Provided material:
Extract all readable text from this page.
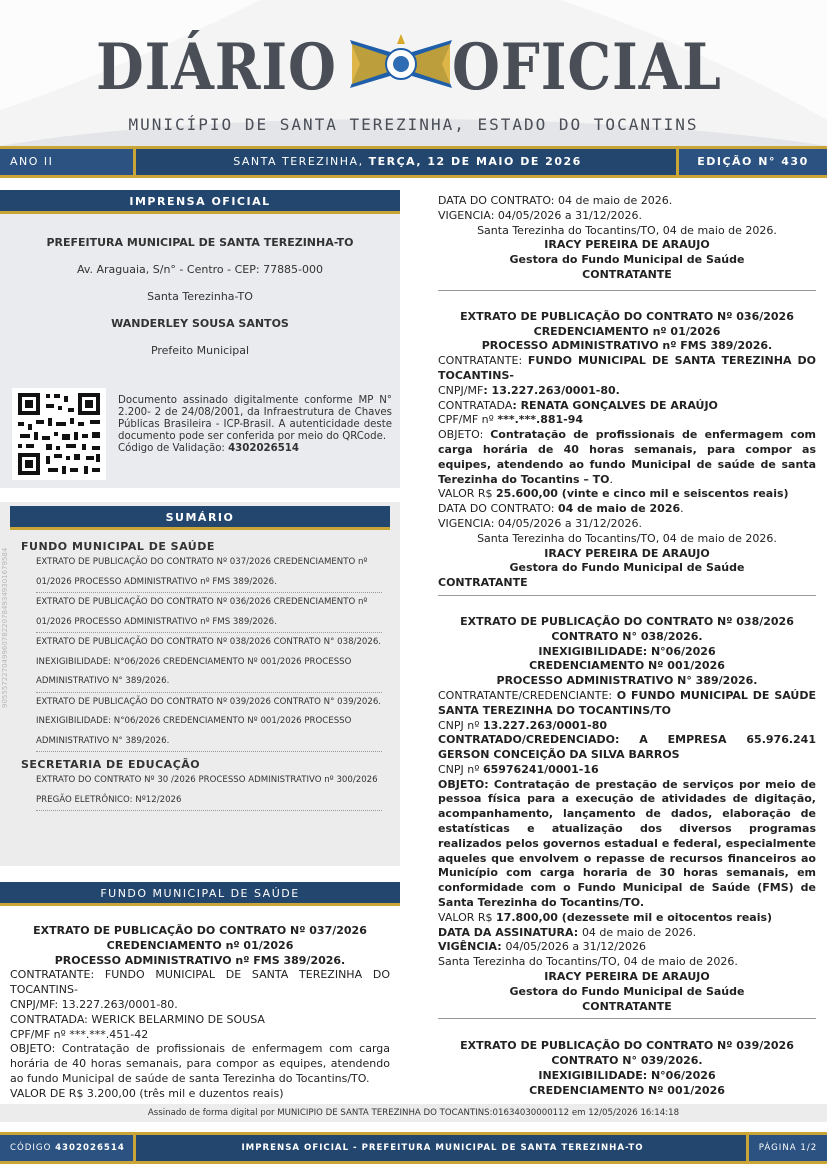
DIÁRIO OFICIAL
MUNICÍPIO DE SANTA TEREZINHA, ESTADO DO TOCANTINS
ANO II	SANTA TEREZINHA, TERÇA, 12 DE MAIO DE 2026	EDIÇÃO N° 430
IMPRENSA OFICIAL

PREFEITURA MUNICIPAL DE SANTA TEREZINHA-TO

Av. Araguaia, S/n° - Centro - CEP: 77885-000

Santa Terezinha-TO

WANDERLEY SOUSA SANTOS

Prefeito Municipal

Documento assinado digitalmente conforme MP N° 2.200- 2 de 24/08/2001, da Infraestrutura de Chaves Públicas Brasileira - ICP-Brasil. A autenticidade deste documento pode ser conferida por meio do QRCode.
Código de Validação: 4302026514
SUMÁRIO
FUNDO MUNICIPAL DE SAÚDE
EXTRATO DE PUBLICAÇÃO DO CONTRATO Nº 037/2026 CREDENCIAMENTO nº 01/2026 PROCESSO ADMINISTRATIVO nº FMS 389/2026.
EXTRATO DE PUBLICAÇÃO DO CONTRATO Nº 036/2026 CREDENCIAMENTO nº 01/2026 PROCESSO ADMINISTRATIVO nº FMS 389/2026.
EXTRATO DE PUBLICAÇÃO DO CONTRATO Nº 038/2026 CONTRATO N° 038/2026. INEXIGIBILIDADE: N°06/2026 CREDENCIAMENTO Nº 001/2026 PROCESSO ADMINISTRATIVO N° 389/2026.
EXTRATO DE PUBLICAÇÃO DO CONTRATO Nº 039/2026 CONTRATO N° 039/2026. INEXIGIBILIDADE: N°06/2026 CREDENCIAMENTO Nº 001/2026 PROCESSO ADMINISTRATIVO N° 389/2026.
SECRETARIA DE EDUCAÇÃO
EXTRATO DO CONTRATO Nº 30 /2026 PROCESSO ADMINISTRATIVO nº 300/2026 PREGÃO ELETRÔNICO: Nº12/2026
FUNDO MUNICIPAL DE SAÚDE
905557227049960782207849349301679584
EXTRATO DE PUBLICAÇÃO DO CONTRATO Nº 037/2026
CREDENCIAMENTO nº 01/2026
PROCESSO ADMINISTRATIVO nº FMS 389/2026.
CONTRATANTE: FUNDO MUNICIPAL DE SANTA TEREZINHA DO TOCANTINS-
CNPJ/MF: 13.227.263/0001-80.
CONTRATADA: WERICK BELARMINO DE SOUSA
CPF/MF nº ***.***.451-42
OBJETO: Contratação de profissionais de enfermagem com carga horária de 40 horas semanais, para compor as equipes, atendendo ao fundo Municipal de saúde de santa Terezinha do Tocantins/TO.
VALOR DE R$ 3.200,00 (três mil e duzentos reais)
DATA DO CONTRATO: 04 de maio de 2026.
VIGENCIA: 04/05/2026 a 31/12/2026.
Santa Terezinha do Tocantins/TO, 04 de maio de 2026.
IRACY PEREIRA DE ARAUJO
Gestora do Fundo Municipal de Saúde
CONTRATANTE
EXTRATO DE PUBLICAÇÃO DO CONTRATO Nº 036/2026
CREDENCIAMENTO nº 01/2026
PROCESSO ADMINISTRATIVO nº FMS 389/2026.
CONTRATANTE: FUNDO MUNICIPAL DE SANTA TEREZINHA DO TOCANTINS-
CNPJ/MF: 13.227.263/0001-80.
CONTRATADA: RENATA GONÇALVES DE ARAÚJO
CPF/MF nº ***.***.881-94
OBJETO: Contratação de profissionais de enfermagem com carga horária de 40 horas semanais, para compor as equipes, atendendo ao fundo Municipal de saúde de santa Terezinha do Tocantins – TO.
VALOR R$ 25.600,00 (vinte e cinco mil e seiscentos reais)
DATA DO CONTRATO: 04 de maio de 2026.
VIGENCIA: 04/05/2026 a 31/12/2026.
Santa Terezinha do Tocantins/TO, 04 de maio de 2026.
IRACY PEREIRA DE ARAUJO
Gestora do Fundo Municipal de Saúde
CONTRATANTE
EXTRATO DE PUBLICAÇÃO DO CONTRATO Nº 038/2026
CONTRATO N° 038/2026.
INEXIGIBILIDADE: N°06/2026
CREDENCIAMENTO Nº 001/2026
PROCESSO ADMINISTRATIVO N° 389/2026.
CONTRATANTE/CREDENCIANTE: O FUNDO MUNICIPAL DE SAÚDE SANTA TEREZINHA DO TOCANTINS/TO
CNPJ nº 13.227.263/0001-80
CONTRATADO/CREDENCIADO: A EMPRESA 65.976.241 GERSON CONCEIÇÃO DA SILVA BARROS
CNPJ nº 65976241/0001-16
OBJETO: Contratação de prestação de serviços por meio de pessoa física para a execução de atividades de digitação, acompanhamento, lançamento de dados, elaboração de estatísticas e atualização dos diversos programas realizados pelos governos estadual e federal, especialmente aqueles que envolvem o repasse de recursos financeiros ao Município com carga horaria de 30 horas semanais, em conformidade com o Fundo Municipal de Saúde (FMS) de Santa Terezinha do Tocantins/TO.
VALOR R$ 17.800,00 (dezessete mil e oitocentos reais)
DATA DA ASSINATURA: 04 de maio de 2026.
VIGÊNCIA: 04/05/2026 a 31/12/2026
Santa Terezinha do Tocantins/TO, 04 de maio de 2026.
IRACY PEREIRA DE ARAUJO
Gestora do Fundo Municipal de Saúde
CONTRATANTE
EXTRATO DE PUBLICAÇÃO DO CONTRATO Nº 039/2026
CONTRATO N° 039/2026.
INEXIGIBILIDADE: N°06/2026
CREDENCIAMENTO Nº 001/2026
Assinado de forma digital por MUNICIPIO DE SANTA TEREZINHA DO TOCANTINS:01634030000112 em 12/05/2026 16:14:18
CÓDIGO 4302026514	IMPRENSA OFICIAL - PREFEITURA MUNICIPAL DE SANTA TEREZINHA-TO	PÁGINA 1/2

Given exercise:
Tally the lines above that contain the word "OBJETO", and reply with only the number.

Answer for this exercise:
3